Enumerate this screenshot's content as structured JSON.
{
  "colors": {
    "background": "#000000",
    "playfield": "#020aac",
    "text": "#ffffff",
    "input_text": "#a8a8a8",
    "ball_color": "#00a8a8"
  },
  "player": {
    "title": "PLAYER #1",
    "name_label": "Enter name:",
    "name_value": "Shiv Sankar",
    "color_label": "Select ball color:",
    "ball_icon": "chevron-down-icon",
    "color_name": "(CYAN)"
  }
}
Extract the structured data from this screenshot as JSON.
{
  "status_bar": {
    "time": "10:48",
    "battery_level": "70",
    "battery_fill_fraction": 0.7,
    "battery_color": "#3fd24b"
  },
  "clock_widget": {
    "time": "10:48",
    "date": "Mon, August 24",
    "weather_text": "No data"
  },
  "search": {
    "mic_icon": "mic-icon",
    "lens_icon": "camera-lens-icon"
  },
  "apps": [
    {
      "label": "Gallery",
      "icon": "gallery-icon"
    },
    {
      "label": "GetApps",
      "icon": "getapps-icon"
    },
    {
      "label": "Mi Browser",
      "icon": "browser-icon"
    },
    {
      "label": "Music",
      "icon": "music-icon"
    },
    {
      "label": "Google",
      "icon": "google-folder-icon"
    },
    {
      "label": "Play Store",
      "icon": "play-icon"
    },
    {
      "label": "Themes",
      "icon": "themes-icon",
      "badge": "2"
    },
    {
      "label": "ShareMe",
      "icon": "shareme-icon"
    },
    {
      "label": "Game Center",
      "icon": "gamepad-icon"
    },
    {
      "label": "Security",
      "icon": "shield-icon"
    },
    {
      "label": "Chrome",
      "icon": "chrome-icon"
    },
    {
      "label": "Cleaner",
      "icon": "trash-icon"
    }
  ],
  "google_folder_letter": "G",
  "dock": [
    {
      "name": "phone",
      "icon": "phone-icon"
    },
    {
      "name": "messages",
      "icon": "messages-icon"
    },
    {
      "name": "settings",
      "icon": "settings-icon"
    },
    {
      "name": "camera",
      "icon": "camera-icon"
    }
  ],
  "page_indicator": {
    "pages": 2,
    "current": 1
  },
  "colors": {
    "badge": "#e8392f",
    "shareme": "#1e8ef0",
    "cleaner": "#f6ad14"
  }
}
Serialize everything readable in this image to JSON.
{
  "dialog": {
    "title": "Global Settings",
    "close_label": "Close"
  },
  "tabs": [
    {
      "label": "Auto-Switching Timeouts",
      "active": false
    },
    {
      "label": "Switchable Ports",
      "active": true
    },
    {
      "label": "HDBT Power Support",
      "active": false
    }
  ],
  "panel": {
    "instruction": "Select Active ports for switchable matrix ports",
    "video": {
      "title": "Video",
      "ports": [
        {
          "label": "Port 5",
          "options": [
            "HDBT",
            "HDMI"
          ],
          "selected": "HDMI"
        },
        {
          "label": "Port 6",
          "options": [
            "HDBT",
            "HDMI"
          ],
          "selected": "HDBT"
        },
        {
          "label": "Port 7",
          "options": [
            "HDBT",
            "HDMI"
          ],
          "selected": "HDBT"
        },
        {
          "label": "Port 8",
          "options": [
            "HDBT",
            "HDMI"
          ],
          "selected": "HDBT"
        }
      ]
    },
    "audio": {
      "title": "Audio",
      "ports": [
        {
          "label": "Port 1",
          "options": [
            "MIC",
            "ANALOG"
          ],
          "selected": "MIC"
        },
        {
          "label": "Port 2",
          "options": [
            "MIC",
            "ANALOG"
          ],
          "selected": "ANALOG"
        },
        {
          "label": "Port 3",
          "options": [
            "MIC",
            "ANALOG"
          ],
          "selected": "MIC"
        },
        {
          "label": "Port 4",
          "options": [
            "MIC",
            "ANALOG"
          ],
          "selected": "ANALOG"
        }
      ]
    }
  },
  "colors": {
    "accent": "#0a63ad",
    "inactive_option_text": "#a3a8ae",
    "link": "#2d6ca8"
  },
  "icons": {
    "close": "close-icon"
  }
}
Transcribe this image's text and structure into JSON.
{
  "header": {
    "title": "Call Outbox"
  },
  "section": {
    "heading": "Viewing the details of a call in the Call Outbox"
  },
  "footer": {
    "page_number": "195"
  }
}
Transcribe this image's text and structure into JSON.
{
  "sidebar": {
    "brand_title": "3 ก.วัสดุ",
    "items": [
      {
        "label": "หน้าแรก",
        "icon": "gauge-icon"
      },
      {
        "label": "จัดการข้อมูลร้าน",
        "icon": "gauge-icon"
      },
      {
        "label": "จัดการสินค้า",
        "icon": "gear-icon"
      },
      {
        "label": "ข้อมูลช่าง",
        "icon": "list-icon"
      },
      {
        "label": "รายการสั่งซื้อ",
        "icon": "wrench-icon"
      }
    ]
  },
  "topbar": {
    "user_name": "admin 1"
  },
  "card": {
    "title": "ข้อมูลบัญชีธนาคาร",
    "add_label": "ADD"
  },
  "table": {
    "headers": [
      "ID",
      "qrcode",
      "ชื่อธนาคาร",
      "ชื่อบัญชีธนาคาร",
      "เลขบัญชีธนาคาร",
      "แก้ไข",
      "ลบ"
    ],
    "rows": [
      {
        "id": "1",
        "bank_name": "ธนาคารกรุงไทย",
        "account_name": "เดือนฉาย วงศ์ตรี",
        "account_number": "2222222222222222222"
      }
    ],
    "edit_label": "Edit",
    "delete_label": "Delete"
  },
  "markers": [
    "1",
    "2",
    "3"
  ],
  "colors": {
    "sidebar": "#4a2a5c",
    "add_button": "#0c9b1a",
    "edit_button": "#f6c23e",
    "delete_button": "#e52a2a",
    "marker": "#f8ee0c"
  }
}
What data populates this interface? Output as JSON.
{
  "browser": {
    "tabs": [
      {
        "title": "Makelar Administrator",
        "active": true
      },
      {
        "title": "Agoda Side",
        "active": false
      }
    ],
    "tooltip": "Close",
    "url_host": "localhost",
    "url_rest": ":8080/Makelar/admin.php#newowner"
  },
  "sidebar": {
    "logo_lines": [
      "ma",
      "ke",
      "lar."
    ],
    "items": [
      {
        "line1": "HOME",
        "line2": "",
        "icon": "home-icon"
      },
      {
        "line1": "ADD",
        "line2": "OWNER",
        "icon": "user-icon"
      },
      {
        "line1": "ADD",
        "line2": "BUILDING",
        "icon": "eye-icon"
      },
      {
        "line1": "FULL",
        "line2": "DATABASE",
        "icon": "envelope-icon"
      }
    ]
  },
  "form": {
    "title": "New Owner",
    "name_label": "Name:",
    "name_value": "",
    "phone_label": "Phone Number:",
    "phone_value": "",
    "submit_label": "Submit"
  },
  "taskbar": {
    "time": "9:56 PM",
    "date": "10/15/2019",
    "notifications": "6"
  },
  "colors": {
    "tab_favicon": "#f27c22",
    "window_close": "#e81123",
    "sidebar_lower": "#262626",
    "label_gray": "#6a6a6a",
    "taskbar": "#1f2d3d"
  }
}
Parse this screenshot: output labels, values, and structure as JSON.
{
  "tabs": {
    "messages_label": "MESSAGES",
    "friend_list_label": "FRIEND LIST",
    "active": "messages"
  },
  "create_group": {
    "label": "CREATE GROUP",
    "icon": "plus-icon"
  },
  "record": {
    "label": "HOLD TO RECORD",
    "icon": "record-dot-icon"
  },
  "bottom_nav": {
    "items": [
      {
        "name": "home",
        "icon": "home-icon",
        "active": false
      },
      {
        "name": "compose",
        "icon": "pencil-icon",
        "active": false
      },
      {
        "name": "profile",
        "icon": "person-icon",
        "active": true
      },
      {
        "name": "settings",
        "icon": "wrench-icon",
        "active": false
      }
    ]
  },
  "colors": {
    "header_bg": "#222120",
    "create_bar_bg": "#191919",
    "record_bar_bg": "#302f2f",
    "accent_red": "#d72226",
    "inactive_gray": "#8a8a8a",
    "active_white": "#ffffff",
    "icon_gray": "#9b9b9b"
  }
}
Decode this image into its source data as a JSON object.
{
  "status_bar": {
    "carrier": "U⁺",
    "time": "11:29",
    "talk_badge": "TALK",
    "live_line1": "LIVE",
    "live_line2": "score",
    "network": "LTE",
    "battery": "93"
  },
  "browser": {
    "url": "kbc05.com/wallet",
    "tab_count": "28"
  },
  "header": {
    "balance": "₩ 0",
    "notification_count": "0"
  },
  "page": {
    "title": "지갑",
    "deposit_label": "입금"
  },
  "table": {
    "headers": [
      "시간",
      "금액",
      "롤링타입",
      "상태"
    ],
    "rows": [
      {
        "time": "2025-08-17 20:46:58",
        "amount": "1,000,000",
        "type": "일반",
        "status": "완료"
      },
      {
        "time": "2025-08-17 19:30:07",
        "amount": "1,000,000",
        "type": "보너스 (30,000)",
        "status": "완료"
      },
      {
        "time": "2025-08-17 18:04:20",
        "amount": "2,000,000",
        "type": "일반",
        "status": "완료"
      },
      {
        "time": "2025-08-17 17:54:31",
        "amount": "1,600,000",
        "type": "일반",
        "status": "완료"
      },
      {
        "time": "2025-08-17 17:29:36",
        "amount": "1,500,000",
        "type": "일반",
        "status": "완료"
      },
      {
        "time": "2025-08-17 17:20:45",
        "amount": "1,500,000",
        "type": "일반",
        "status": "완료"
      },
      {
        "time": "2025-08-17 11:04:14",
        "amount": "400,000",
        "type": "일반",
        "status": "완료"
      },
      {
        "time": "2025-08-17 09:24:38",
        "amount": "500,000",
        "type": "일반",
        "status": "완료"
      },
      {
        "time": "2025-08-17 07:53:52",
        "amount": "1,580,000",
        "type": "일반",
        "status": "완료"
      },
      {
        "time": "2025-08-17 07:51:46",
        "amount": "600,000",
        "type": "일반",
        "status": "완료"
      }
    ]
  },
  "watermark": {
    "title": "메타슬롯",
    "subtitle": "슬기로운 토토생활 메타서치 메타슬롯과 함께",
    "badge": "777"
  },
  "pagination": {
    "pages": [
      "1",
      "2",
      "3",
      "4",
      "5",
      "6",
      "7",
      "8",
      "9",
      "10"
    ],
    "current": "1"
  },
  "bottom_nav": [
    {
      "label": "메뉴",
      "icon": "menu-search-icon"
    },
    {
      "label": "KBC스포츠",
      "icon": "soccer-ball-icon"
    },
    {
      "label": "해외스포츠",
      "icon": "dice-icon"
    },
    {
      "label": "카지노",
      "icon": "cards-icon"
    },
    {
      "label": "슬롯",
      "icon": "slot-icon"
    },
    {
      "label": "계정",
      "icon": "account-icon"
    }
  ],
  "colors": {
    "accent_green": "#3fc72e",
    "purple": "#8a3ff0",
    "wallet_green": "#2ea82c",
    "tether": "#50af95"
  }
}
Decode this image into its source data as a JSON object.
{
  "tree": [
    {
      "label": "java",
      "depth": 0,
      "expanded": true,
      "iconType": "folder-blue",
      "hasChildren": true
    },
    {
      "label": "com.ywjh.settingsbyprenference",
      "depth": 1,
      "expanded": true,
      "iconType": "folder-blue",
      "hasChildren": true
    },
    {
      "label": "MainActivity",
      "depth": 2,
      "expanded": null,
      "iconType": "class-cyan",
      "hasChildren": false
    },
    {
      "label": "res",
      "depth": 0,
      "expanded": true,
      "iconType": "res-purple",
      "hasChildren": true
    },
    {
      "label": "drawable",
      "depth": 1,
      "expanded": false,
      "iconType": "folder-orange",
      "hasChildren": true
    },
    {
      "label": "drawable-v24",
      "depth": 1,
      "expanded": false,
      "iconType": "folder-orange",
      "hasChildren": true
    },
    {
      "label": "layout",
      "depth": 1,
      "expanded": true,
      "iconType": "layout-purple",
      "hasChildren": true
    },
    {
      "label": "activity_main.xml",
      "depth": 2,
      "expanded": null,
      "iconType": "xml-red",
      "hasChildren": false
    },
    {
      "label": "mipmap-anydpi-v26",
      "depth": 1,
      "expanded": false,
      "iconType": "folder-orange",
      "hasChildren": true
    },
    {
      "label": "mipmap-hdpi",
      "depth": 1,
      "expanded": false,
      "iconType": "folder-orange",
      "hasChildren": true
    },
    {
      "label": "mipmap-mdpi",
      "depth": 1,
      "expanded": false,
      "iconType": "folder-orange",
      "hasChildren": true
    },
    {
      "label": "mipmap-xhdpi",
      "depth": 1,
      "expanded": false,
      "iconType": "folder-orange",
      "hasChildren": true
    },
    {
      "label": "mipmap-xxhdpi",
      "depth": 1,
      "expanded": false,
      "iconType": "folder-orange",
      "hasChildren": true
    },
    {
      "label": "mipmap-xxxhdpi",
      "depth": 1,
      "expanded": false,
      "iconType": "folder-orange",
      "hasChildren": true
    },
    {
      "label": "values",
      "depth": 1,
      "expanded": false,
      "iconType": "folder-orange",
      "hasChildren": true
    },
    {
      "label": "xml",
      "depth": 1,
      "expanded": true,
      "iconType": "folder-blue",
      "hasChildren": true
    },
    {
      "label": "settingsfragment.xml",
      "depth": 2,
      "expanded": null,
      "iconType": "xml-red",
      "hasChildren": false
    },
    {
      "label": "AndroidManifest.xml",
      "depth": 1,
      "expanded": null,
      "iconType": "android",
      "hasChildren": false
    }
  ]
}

_WHAT YOU ARE ASKED TO DO_: Using the material above, copy every line in which the string "Outbox" occurs.

_REPLY TO THE TASK_:
    "title": "Call Outbox"
    "heading": "Viewing the details of a call in the Call Outbox"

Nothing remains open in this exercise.